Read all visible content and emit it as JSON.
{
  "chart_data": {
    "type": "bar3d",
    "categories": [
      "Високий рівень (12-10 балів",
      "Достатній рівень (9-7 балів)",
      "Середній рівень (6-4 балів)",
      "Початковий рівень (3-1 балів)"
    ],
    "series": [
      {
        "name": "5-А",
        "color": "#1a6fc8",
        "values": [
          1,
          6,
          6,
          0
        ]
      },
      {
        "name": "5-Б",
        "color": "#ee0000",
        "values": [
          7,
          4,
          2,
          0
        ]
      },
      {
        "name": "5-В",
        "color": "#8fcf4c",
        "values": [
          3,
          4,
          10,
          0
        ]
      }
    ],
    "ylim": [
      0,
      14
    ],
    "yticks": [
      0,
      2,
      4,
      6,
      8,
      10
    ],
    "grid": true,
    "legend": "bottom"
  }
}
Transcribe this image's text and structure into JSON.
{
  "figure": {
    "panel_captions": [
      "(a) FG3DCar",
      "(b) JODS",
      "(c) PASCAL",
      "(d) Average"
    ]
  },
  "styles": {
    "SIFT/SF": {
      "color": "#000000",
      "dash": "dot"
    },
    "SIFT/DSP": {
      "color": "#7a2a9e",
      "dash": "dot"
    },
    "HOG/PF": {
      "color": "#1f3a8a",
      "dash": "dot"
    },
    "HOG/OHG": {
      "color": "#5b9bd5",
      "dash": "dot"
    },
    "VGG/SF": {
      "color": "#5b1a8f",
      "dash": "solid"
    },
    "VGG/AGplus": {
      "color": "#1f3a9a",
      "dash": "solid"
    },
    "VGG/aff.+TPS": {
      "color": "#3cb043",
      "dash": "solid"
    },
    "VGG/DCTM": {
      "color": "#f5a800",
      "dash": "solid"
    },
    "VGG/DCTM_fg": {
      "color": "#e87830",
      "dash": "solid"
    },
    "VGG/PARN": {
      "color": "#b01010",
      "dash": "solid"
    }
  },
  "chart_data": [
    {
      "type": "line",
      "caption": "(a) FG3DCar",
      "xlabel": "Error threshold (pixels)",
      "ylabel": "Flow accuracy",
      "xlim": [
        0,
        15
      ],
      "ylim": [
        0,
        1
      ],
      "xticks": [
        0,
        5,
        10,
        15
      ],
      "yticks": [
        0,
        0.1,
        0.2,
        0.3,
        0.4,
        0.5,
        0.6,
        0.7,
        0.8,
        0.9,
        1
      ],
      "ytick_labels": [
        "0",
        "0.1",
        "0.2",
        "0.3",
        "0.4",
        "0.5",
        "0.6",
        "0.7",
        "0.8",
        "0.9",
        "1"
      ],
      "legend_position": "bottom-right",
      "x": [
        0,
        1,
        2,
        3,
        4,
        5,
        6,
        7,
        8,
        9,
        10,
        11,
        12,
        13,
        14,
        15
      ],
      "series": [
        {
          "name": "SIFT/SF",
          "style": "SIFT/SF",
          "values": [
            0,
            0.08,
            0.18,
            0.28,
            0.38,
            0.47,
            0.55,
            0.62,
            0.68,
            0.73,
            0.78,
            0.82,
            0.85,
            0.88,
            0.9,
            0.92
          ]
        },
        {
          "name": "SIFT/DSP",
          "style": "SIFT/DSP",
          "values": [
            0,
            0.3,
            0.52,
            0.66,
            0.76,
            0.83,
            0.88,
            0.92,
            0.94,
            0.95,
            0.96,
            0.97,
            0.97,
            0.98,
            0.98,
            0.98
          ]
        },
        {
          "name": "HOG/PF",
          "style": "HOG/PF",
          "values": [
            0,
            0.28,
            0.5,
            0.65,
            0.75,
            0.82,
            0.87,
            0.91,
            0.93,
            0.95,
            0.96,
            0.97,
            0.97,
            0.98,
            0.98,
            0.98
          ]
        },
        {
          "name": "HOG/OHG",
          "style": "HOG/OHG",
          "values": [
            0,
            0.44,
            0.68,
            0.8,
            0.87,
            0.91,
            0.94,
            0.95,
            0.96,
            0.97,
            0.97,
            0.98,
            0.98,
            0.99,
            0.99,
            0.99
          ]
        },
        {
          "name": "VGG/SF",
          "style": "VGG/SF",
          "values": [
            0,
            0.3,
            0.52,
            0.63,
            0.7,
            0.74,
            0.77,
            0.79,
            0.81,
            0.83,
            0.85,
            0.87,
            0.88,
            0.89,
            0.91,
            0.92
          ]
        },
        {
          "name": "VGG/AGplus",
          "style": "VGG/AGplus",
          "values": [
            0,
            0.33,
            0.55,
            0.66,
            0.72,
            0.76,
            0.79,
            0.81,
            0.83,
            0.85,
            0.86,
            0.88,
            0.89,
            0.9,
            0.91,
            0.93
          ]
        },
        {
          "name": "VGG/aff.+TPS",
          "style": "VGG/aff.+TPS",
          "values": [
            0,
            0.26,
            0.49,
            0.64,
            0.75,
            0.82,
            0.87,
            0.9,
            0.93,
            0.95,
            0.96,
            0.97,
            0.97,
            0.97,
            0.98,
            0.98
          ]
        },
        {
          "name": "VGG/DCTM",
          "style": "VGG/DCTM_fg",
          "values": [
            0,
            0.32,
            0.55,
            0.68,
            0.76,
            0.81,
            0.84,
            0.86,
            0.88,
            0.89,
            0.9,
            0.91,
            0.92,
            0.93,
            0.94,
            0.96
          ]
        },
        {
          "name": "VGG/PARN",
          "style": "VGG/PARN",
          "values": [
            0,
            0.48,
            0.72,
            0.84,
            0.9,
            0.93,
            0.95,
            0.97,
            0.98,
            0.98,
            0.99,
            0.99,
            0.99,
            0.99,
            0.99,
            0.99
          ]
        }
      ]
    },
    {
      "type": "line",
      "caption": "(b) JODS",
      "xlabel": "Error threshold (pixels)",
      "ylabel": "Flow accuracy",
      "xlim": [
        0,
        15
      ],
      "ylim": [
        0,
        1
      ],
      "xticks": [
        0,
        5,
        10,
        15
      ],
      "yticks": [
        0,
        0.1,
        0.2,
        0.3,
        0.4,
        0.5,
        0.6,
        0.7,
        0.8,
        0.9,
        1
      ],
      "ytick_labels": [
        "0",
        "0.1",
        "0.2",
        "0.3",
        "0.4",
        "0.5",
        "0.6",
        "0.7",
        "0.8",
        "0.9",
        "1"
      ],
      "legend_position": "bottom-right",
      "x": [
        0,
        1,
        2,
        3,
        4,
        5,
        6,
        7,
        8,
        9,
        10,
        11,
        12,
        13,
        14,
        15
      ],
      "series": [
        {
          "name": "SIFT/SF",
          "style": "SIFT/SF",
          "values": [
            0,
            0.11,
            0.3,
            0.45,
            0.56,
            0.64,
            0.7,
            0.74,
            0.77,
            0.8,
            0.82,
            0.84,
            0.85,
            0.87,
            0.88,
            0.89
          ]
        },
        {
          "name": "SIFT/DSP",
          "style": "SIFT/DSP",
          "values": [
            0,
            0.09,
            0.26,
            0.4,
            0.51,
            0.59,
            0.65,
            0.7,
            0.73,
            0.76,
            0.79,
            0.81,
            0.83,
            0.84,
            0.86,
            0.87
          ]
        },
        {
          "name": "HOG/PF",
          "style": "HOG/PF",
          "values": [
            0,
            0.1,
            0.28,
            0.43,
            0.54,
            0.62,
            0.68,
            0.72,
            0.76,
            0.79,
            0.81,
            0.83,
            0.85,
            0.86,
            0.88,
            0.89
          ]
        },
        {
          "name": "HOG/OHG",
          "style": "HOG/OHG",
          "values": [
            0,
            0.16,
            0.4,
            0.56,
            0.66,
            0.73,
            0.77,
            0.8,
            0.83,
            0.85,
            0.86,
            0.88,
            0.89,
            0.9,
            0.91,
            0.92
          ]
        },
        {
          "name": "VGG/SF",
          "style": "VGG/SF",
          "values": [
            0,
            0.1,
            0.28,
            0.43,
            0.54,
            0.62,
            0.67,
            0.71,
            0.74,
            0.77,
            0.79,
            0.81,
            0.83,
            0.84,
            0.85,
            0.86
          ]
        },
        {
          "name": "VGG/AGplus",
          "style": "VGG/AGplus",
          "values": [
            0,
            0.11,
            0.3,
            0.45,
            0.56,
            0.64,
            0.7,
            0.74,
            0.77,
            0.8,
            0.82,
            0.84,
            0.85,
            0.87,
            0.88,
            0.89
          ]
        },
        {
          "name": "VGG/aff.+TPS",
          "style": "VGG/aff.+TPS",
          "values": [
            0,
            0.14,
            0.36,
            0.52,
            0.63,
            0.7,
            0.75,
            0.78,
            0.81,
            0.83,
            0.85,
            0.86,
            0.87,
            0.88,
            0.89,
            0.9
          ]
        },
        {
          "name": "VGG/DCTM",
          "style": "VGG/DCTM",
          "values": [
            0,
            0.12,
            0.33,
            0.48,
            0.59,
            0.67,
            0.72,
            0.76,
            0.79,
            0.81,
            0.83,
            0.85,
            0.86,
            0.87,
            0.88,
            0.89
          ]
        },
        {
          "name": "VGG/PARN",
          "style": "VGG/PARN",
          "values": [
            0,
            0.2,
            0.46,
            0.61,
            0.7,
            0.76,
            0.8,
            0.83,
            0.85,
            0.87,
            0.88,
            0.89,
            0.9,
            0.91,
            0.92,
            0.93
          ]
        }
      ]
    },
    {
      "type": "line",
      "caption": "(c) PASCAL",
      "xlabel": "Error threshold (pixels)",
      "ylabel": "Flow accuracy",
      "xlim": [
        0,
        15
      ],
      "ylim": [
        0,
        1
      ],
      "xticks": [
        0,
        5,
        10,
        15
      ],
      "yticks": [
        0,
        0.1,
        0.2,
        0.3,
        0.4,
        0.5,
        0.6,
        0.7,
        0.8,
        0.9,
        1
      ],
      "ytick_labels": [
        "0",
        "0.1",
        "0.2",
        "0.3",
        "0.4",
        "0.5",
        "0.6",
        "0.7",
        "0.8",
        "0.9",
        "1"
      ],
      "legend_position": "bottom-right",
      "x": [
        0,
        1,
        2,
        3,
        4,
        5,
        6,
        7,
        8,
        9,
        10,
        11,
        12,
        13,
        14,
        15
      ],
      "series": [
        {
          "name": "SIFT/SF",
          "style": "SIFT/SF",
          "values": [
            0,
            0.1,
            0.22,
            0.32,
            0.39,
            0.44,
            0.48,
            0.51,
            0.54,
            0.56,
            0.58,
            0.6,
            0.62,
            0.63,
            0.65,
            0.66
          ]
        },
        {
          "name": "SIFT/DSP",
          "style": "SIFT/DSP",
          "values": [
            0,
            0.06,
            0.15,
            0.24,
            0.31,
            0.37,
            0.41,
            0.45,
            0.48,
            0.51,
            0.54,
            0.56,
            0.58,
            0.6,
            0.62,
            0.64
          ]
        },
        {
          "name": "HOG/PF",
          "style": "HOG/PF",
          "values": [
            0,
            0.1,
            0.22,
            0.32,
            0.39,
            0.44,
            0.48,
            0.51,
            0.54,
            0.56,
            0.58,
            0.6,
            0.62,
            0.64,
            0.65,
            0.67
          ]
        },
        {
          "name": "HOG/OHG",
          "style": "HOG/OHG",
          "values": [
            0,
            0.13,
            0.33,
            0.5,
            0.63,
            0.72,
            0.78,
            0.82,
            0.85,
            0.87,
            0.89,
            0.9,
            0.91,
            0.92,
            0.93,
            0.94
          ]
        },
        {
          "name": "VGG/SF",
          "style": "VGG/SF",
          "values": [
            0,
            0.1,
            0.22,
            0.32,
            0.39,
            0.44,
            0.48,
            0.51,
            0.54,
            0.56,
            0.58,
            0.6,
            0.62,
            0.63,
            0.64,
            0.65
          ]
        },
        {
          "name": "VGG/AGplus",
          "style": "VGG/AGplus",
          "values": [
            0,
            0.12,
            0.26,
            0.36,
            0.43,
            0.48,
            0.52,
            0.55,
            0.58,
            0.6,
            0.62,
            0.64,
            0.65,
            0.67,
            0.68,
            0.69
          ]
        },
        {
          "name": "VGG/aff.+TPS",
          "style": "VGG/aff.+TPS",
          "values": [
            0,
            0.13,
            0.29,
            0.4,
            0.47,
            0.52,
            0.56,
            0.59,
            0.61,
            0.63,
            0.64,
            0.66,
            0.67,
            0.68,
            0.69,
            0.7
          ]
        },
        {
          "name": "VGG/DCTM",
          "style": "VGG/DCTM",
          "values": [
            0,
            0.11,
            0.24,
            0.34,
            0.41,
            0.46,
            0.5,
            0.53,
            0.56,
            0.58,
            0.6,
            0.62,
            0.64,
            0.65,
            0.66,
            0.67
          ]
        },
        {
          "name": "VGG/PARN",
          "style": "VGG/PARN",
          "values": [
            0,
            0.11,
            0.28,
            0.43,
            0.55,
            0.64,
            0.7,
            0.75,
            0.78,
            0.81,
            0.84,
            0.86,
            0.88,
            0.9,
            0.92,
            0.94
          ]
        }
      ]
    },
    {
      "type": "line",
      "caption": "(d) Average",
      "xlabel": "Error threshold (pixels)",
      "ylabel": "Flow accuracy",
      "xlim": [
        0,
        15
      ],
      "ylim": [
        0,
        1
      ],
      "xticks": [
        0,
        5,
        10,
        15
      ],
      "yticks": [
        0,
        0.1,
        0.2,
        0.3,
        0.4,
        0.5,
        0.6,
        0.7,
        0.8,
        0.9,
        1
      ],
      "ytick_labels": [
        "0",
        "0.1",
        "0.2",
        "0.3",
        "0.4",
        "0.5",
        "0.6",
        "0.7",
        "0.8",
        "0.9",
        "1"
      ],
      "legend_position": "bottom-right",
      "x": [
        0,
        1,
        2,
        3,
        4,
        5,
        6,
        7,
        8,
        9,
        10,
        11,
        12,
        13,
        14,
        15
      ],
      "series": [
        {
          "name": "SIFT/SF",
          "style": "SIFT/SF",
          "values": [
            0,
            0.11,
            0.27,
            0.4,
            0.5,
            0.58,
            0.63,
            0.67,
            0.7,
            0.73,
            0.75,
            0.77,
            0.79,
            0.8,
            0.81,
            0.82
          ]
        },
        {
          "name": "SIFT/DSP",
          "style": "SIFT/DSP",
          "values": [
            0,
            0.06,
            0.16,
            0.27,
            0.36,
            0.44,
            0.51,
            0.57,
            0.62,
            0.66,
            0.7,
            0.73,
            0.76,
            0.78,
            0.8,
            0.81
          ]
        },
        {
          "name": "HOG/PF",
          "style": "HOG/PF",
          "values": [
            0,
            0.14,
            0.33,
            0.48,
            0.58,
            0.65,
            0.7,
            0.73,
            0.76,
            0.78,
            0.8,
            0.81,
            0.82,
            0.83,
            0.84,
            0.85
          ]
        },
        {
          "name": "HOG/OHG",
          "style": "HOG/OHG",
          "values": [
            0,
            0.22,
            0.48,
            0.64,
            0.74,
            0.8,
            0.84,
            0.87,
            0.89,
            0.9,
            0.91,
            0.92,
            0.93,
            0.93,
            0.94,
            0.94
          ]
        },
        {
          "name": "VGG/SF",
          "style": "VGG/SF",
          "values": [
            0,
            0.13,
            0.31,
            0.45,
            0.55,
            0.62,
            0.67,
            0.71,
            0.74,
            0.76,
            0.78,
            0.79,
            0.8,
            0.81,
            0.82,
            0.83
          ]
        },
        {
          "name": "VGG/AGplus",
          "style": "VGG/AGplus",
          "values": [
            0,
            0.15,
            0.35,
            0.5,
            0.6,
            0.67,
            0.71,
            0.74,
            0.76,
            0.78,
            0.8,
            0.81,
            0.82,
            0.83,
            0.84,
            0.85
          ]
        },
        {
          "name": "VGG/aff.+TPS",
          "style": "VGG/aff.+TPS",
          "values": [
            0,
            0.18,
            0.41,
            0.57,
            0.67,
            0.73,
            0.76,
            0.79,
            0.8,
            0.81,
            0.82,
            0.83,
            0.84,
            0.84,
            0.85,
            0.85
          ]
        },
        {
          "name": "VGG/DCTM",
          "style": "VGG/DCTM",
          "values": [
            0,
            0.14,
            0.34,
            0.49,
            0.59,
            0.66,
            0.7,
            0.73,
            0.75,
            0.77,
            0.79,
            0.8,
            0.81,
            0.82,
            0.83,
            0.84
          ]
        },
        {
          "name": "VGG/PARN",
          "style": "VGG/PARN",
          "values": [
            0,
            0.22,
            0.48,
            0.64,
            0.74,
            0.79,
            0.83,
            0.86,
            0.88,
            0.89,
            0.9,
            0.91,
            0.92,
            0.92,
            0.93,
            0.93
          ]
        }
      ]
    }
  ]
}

- - - - -

• **Task instructions**: Which lines of the data include "балів"? Copy each of them.

• **Reply**:
      "Високий рівень (12-10 балів",
      "Достатній рівень (9-7 балів)",
      "Середній рівень (6-4 балів)",
      "Початковий рівень (3-1 балів)"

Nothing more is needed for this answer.